* [Material shown]:
○ ○ ○

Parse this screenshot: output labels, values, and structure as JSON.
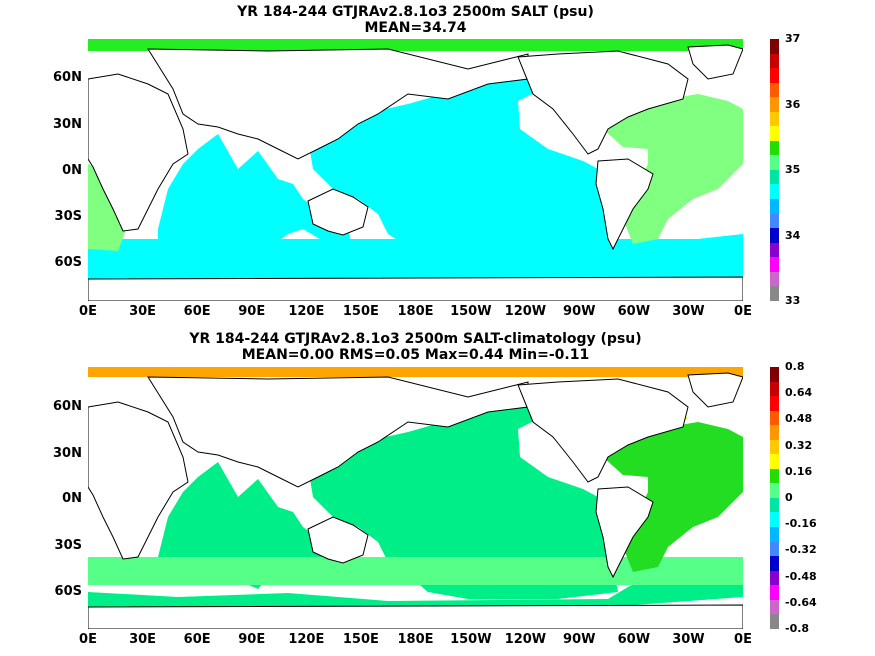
{
  "panels": [
    {
      "title_line1": "YR 184-244 GTJRAv2.8.1o3 2500m SALT (psu)",
      "title_line2": "MEAN=34.74",
      "ytick_labels": [
        "60N",
        "30N",
        "0N",
        "30S",
        "60S"
      ],
      "xtick_labels": [
        "0E",
        "30E",
        "60E",
        "90E",
        "120E",
        "150E",
        "180E",
        "150W",
        "120W",
        "90W",
        "60W",
        "30W",
        "0E"
      ],
      "colorbar": {
        "labels": [
          "37",
          "36",
          "35",
          "34",
          "33"
        ],
        "colors_top_to_bottom": [
          "#7f0000",
          "#c80000",
          "#ff0000",
          "#ff5a00",
          "#ff9600",
          "#ffc800",
          "#ffff00",
          "#22dd00",
          "#55ff88",
          "#00e5a0",
          "#00ffff",
          "#00b8ff",
          "#4488ff",
          "#0000cc",
          "#8800cc",
          "#ff00ff",
          "#cc66cc",
          "#888888"
        ]
      },
      "field_colors": {
        "pacific_indian": "#00ffff",
        "atlantic": "#80ff80",
        "southern": "#00ffff",
        "arctic_band": "#22ee22"
      }
    },
    {
      "title_line1": "YR 184-244 GTJRAv2.8.1o3 2500m SALT-climatology (psu)",
      "title_line2": "MEAN=0.00   RMS=0.05   Max=0.44   Min=-0.11",
      "ytick_labels": [
        "60N",
        "30N",
        "0N",
        "30S",
        "60S"
      ],
      "xtick_labels": [
        "0E",
        "30E",
        "60E",
        "90E",
        "120E",
        "150E",
        "180E",
        "150W",
        "120W",
        "90W",
        "60W",
        "30W",
        "0E"
      ],
      "colorbar": {
        "labels": [
          "0.8",
          "0.64",
          "0.48",
          "0.32",
          "0.16",
          "0",
          "-0.16",
          "-0.32",
          "-0.48",
          "-0.64",
          "-0.8"
        ],
        "colors_top_to_bottom": [
          "#7f0000",
          "#c80000",
          "#ff0000",
          "#ff5a00",
          "#ff9600",
          "#ffc800",
          "#ffff00",
          "#22dd00",
          "#55ff88",
          "#00e5a0",
          "#00ffff",
          "#00b8ff",
          "#4488ff",
          "#0000cc",
          "#8800cc",
          "#ff00ff",
          "#cc66cc",
          "#888888"
        ]
      },
      "field_colors": {
        "pacific_indian": "#00ee88",
        "atlantic_north": "#22dd22",
        "southern": "#55ff88",
        "arctic_band": "#ffa500",
        "labrador": "#ffff00"
      }
    }
  ]
}
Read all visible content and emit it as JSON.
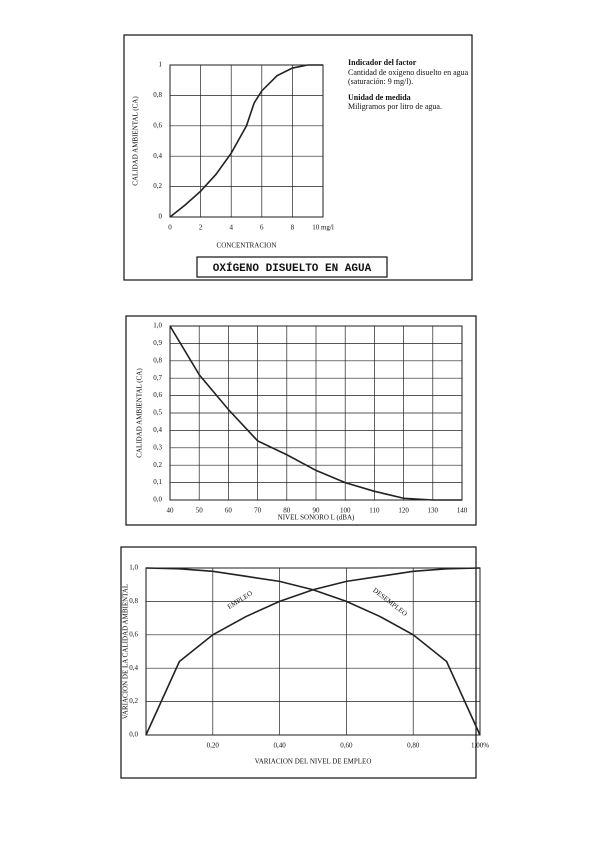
{
  "chart_data": [
    {
      "type": "line",
      "title": "OXÍGENO DISUELTO EN AGUA",
      "x_label": "CONCENTRACION",
      "y_label": "CALIDAD AMBIENTAL (CA)",
      "indicator_heading": "Indicador del factor",
      "indicator_text": "Cantidad de oxígeno disuelto en agua (saturación: 9 mg/l).",
      "unit_heading": "Unidad de medida",
      "unit_text": "Miligramos por litro de agua.",
      "x": [
        0,
        1,
        2,
        3,
        4,
        5,
        5.5,
        6,
        7,
        8,
        9,
        10
      ],
      "values": [
        0,
        0.08,
        0.17,
        0.28,
        0.42,
        0.6,
        0.75,
        0.83,
        0.93,
        0.98,
        1,
        1
      ],
      "color": "#222222",
      "xlim": [
        0,
        10
      ],
      "xticks": [
        0,
        2,
        4,
        6,
        8,
        {
          "value": 10,
          "label": "10 mg/l"
        }
      ],
      "ylim": [
        0,
        1
      ],
      "yticks": [
        0,
        {
          "value": 0.2,
          "label": "0,2"
        },
        {
          "value": 0.4,
          "label": "0,4"
        },
        {
          "value": 0.6,
          "label": "0,6"
        },
        {
          "value": 0.8,
          "label": "0,8"
        },
        1
      ],
      "grid": true
    },
    {
      "type": "line",
      "x_label": "NIVEL SONORO L (dBA)",
      "y_label": "CALIDAD AMBIENTAL (CA)",
      "x": [
        40,
        50,
        60,
        70,
        80,
        90,
        100,
        110,
        120,
        130,
        140
      ],
      "values": [
        1.0,
        0.72,
        0.52,
        0.34,
        0.26,
        0.17,
        0.1,
        0.05,
        0.01,
        0,
        0
      ],
      "color": "#222222",
      "xlim": [
        40,
        140
      ],
      "xticks": [
        40,
        50,
        60,
        70,
        80,
        90,
        100,
        110,
        120,
        130,
        140
      ],
      "ylim": [
        0,
        1
      ],
      "yticks": [
        {
          "value": 0,
          "label": "0,0"
        },
        {
          "value": 0.1,
          "label": "0,1"
        },
        {
          "value": 0.2,
          "label": "0,2"
        },
        {
          "value": 0.3,
          "label": "0,3"
        },
        {
          "value": 0.4,
          "label": "0,4"
        },
        {
          "value": 0.5,
          "label": "0,5"
        },
        {
          "value": 0.6,
          "label": "0,6"
        },
        {
          "value": 0.7,
          "label": "0,7"
        },
        {
          "value": 0.8,
          "label": "0,8"
        },
        {
          "value": 0.9,
          "label": "0,9"
        },
        {
          "value": 1,
          "label": "1,0"
        }
      ],
      "grid": true
    },
    {
      "type": "line",
      "x_label": "VARIACION DEL NIVEL DE EMPLEO",
      "y_label": "VARIACION DE LA CALIDAD AMBIENTAL",
      "x": [
        0,
        0.1,
        0.2,
        0.3,
        0.4,
        0.5,
        0.6,
        0.7,
        0.8,
        0.9,
        1
      ],
      "series": [
        {
          "name": "EMPLEO",
          "color": "#222222",
          "values": [
            0,
            0.44,
            0.6,
            0.71,
            0.8,
            0.87,
            0.92,
            0.95,
            0.98,
            0.995,
            1
          ]
        },
        {
          "name": "DESEMPLEO",
          "color": "#222222",
          "values": [
            1,
            0.995,
            0.98,
            0.95,
            0.92,
            0.87,
            0.8,
            0.71,
            0.6,
            0.44,
            0
          ]
        }
      ],
      "xlim": [
        0,
        1
      ],
      "xticks": [
        {
          "value": 0.2,
          "label": "0,20"
        },
        {
          "value": 0.4,
          "label": "0,40"
        },
        {
          "value": 0.6,
          "label": "0,60"
        },
        {
          "value": 0.8,
          "label": "0,80"
        },
        {
          "value": 1,
          "label": "1,00%"
        }
      ],
      "ylim": [
        0,
        1
      ],
      "yticks": [
        {
          "value": 0,
          "label": "0,0"
        },
        {
          "value": 0.2,
          "label": "0,2"
        },
        {
          "value": 0.4,
          "label": "0,4"
        },
        {
          "value": 0.6,
          "label": "0,6"
        },
        {
          "value": 0.8,
          "label": "0,8"
        },
        {
          "value": 1,
          "label": "1,0"
        }
      ],
      "grid": true
    }
  ]
}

○ ○ ○

* [Exercise brief]: Repeat the listing above exactly, with no pictures.

* [Task output]:
Parse this screenshot: output labels, values, and structure as JSON.
{
  "panels": [
    {
      "title_line1": "YR 184-244 GTJRAv2.8.1o3 2500m SALT (psu)",
      "title_line2": "MEAN=34.74",
      "ytick_labels": [
        "60N",
        "30N",
        "0N",
        "30S",
        "60S"
      ],
      "xtick_labels": [
        "0E",
        "30E",
        "60E",
        "90E",
        "120E",
        "150E",
        "180E",
        "150W",
        "120W",
        "90W",
        "60W",
        "30W",
        "0E"
      ],
      "colorbar": {
        "labels": [
          "37",
          "36",
          "35",
          "34",
          "33"
        ],
        "colors_top_to_bottom": [
          "#7f0000",
          "#c80000",
          "#ff0000",
          "#ff5a00",
          "#ff9600",
          "#ffc800",
          "#ffff00",
          "#22dd00",
          "#55ff88",
          "#00e5a0",
          "#00ffff",
          "#00b8ff",
          "#4488ff",
          "#0000cc",
          "#8800cc",
          "#ff00ff",
          "#cc66cc",
          "#888888"
        ]
      },
      "field_colors": {
        "pacific_indian": "#00ffff",
        "atlantic": "#80ff80",
        "southern": "#00ffff",
        "arctic_band": "#22ee22"
      }
    },
    {
      "title_line1": "YR 184-244 GTJRAv2.8.1o3 2500m SALT-climatology (psu)",
      "title_line2": "MEAN=0.00   RMS=0.05   Max=0.44   Min=-0.11",
      "ytick_labels": [
        "60N",
        "30N",
        "0N",
        "30S",
        "60S"
      ],
      "xtick_labels": [
        "0E",
        "30E",
        "60E",
        "90E",
        "120E",
        "150E",
        "180E",
        "150W",
        "120W",
        "90W",
        "60W",
        "30W",
        "0E"
      ],
      "colorbar": {
        "labels": [
          "0.8",
          "0.64",
          "0.48",
          "0.32",
          "0.16",
          "0",
          "-0.16",
          "-0.32",
          "-0.48",
          "-0.64",
          "-0.8"
        ],
        "colors_top_to_bottom": [
          "#7f0000",
          "#c80000",
          "#ff0000",
          "#ff5a00",
          "#ff9600",
          "#ffc800",
          "#ffff00",
          "#22dd00",
          "#55ff88",
          "#00e5a0",
          "#00ffff",
          "#00b8ff",
          "#4488ff",
          "#0000cc",
          "#8800cc",
          "#ff00ff",
          "#cc66cc",
          "#888888"
        ]
      },
      "field_colors": {
        "pacific_indian": "#00ee88",
        "atlantic_north": "#22dd22",
        "southern": "#55ff88",
        "arctic_band": "#ffa500",
        "labrador": "#ffff00"
      }
    }
  ]
}
Read all visible content and emit it as JSON.
{
  "chart_data": [
    {
      "type": "line",
      "title": "OXÍGENO DISUELTO EN AGUA",
      "x_label": "CONCENTRACION",
      "y_label": "CALIDAD AMBIENTAL (CA)",
      "indicator_heading": "Indicador del factor",
      "indicator_text": "Cantidad de oxígeno disuelto en agua (saturación: 9 mg/l).",
      "unit_heading": "Unidad de medida",
      "unit_text": "Miligramos por litro de agua.",
      "x": [
        0,
        1,
        2,
        3,
        4,
        5,
        5.5,
        6,
        7,
        8,
        9,
        10
      ],
      "values": [
        0,
        0.08,
        0.17,
        0.28,
        0.42,
        0.6,
        0.75,
        0.83,
        0.93,
        0.98,
        1,
        1
      ],
      "color": "#222222",
      "xlim": [
        0,
        10
      ],
      "xticks": [
        0,
        2,
        4,
        6,
        8,
        {
          "value": 10,
          "label": "10 mg/l"
        }
      ],
      "ylim": [
        0,
        1
      ],
      "yticks": [
        0,
        {
          "value": 0.2,
          "label": "0,2"
        },
        {
          "value": 0.4,
          "label": "0,4"
        },
        {
          "value": 0.6,
          "label": "0,6"
        },
        {
          "value": 0.8,
          "label": "0,8"
        },
        1
      ],
      "grid": true
    },
    {
      "type": "line",
      "x_label": "NIVEL SONORO L (dBA)",
      "y_label": "CALIDAD AMBIENTAL (CA)",
      "x": [
        40,
        50,
        60,
        70,
        80,
        90,
        100,
        110,
        120,
        130,
        140
      ],
      "values": [
        1.0,
        0.72,
        0.52,
        0.34,
        0.26,
        0.17,
        0.1,
        0.05,
        0.01,
        0,
        0
      ],
      "color": "#222222",
      "xlim": [
        40,
        140
      ],
      "xticks": [
        40,
        50,
        60,
        70,
        80,
        90,
        100,
        110,
        120,
        130,
        140
      ],
      "ylim": [
        0,
        1
      ],
      "yticks": [
        {
          "value": 0,
          "label": "0,0"
        },
        {
          "value": 0.1,
          "label": "0,1"
        },
        {
          "value": 0.2,
          "label": "0,2"
        },
        {
          "value": 0.3,
          "label": "0,3"
        },
        {
          "value": 0.4,
          "label": "0,4"
        },
        {
          "value": 0.5,
          "label": "0,5"
        },
        {
          "value": 0.6,
          "label": "0,6"
        },
        {
          "value": 0.7,
          "label": "0,7"
        },
        {
          "value": 0.8,
          "label": "0,8"
        },
        {
          "value": 0.9,
          "label": "0,9"
        },
        {
          "value": 1,
          "label": "1,0"
        }
      ],
      "grid": true
    },
    {
      "type": "line",
      "x_label": "VARIACION DEL NIVEL DE EMPLEO",
      "y_label": "VARIACION DE LA CALIDAD AMBIENTAL",
      "x": [
        0,
        0.1,
        0.2,
        0.3,
        0.4,
        0.5,
        0.6,
        0.7,
        0.8,
        0.9,
        1
      ],
      "series": [
        {
          "name": "EMPLEO",
          "color": "#222222",
          "values": [
            0,
            0.44,
            0.6,
            0.71,
            0.8,
            0.87,
            0.92,
            0.95,
            0.98,
            0.995,
            1
          ]
        },
        {
          "name": "DESEMPLEO",
          "color": "#222222",
          "values": [
            1,
            0.995,
            0.98,
            0.95,
            0.92,
            0.87,
            0.8,
            0.71,
            0.6,
            0.44,
            0
          ]
        }
      ],
      "xlim": [
        0,
        1
      ],
      "xticks": [
        {
          "value": 0.2,
          "label": "0,20"
        },
        {
          "value": 0.4,
          "label": "0,40"
        },
        {
          "value": 0.6,
          "label": "0,60"
        },
        {
          "value": 0.8,
          "label": "0,80"
        },
        {
          "value": 1,
          "label": "1,00%"
        }
      ],
      "ylim": [
        0,
        1
      ],
      "yticks": [
        {
          "value": 0,
          "label": "0,0"
        },
        {
          "value": 0.2,
          "label": "0,2"
        },
        {
          "value": 0.4,
          "label": "0,4"
        },
        {
          "value": 0.6,
          "label": "0,6"
        },
        {
          "value": 0.8,
          "label": "0,8"
        },
        {
          "value": 1,
          "label": "1,0"
        }
      ],
      "grid": true
    }
  ]
}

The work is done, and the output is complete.